SHORT EXERCISE >> All lines holding the string "numeric" are to be shown.

RECORDS FOR THE EXERCISE >>
==*==

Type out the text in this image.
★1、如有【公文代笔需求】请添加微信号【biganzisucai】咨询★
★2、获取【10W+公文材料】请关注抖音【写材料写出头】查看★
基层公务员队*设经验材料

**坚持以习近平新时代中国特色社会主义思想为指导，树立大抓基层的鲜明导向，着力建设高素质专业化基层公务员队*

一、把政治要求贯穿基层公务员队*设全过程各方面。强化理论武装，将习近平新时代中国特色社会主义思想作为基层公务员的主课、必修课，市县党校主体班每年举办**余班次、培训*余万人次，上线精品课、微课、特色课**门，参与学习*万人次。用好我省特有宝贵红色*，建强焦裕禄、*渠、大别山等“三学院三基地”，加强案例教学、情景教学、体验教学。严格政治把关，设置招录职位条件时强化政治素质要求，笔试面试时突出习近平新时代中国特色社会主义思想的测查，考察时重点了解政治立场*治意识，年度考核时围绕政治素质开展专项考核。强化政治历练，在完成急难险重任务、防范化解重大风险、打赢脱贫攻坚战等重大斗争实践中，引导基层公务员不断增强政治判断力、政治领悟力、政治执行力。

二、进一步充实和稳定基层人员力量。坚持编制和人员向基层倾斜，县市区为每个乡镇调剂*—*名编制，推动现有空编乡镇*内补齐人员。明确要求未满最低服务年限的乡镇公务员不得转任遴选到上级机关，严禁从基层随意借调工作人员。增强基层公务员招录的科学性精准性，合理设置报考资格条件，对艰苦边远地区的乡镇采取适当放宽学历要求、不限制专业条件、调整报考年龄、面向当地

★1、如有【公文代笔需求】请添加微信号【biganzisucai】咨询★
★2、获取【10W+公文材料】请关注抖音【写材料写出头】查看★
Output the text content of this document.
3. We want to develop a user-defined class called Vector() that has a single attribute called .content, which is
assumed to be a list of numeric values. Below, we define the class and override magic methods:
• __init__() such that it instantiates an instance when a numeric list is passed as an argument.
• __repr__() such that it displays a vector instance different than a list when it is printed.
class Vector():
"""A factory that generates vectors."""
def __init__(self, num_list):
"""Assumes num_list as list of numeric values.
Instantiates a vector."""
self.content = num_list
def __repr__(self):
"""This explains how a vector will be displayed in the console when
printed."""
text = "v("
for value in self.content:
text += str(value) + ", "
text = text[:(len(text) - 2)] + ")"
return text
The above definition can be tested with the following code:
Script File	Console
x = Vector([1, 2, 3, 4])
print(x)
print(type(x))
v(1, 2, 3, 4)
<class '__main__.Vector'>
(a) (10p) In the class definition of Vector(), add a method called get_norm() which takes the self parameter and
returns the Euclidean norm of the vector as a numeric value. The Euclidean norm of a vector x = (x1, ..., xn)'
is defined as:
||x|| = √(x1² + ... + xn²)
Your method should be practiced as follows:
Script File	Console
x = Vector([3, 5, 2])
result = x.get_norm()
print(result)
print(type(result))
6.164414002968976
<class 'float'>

==*==

PROBLEM SOLUTION >>
assumed to be a list of numeric values. Below, we define the class and override magic methods:
• __init__() such that it instantiates an instance when a numeric list is passed as an argument.
"""Assumes num_list as list of numeric values.
returns the Euclidean norm of the vector as a numeric value. The Euclidean norm of a vector x = (x1, ..., xn)'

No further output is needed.